→ **Work to do**:
Locate each line containing the string "deletion" and copy it out.

→ **Source data**:
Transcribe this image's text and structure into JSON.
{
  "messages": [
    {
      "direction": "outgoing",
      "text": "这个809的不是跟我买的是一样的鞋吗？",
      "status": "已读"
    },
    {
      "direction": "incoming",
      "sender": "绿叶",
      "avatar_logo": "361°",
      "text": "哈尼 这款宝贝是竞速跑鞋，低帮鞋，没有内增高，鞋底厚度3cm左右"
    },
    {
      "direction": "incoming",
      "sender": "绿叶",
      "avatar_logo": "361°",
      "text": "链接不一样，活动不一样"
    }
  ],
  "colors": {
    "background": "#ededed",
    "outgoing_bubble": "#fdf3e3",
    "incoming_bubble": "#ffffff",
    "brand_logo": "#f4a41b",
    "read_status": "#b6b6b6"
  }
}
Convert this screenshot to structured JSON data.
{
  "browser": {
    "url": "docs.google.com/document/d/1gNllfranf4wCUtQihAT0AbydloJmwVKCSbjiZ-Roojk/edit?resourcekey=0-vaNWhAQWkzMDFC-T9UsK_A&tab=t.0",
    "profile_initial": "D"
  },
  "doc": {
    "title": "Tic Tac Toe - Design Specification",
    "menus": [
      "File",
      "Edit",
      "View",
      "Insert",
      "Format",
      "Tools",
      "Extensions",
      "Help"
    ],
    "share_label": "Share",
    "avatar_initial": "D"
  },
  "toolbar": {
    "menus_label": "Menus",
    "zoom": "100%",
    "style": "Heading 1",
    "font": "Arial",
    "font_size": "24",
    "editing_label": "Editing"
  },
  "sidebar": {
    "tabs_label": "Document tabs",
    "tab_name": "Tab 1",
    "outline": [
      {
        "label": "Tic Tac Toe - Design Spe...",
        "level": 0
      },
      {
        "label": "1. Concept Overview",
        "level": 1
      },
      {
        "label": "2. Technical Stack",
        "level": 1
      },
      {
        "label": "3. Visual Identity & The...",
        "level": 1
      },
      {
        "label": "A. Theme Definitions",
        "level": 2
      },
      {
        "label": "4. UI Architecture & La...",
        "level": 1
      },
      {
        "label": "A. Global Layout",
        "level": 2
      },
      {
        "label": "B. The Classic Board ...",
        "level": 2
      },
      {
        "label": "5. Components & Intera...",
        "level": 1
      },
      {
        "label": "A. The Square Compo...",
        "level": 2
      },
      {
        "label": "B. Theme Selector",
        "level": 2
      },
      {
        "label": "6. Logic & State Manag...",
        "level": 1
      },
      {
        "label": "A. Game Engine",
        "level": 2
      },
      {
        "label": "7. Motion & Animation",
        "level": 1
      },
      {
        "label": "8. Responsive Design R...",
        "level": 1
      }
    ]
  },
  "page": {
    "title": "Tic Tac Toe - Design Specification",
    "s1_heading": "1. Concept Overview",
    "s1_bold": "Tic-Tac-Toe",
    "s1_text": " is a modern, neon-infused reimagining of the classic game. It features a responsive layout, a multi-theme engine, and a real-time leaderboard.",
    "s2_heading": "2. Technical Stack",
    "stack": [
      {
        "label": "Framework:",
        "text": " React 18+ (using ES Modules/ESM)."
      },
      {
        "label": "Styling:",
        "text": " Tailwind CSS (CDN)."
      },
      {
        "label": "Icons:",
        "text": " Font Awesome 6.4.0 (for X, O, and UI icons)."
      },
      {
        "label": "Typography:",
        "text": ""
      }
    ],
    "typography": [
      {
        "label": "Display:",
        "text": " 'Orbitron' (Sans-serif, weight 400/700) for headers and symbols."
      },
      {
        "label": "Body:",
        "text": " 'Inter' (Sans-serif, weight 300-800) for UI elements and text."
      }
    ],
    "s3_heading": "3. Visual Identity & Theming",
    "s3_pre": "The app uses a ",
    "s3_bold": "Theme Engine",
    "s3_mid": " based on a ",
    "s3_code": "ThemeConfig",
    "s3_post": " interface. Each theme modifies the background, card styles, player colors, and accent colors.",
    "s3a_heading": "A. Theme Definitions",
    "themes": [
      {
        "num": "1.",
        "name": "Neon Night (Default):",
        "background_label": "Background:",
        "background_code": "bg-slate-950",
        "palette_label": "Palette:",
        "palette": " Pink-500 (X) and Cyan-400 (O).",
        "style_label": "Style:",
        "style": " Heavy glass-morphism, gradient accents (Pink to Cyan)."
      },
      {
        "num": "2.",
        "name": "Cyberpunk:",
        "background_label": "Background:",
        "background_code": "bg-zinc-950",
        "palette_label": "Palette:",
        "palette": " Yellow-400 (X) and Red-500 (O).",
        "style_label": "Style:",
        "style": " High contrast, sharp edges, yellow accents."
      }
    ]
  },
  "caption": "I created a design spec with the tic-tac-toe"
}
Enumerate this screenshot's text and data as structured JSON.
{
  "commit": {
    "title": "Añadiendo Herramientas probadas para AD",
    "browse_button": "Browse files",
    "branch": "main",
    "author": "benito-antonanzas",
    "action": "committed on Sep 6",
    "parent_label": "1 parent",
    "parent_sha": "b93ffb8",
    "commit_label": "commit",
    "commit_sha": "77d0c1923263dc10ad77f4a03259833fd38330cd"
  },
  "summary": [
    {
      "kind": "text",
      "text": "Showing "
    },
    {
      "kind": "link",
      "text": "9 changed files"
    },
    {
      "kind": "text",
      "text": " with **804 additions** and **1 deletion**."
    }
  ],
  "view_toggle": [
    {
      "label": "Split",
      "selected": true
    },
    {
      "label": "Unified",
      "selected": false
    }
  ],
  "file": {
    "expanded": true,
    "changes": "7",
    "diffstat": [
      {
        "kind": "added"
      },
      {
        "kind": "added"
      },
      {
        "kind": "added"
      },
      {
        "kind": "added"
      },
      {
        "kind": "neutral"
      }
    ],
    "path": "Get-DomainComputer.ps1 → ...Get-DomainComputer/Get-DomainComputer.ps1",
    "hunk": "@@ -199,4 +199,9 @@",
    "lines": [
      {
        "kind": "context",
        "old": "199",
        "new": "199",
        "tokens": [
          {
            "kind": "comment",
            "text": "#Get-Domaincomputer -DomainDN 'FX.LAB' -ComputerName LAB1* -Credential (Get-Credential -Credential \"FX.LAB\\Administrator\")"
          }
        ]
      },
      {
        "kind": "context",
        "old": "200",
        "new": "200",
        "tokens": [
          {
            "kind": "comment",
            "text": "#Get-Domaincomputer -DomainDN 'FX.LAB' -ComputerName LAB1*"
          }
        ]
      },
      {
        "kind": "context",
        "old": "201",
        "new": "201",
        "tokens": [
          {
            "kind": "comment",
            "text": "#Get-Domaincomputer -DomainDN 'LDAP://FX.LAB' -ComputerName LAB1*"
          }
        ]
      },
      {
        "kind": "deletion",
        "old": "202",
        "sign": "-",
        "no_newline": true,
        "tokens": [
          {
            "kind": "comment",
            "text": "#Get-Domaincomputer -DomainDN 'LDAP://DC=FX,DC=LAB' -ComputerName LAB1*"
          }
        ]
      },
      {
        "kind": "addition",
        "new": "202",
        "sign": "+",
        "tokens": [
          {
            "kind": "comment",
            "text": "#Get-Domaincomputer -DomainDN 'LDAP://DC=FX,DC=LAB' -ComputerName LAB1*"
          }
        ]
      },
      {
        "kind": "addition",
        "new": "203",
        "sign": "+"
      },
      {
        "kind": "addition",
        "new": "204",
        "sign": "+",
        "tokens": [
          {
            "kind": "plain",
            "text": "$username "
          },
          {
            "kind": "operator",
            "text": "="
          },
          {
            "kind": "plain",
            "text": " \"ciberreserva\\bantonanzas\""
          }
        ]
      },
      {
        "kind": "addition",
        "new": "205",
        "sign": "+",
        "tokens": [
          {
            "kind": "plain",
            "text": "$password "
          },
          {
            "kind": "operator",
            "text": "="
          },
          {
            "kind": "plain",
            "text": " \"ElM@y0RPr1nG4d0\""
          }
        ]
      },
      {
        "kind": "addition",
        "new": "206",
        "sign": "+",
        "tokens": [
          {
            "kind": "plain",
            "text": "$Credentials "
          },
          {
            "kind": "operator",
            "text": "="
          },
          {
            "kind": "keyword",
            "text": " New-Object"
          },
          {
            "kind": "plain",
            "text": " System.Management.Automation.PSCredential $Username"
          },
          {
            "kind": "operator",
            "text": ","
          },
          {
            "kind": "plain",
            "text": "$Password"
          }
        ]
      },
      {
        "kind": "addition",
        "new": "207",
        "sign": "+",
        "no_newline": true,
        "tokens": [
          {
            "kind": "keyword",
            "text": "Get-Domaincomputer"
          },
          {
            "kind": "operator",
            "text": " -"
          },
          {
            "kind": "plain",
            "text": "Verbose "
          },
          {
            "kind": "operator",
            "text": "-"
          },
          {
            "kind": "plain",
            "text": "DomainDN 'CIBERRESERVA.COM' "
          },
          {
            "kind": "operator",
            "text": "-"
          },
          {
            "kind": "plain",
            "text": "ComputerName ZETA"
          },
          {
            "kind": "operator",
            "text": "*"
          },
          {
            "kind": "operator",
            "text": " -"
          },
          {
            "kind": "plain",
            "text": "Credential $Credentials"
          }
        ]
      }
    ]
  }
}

→ **Solved problem**:
      "text": " with **804 additions** and **1 deletion**."
        "kind": "deletion",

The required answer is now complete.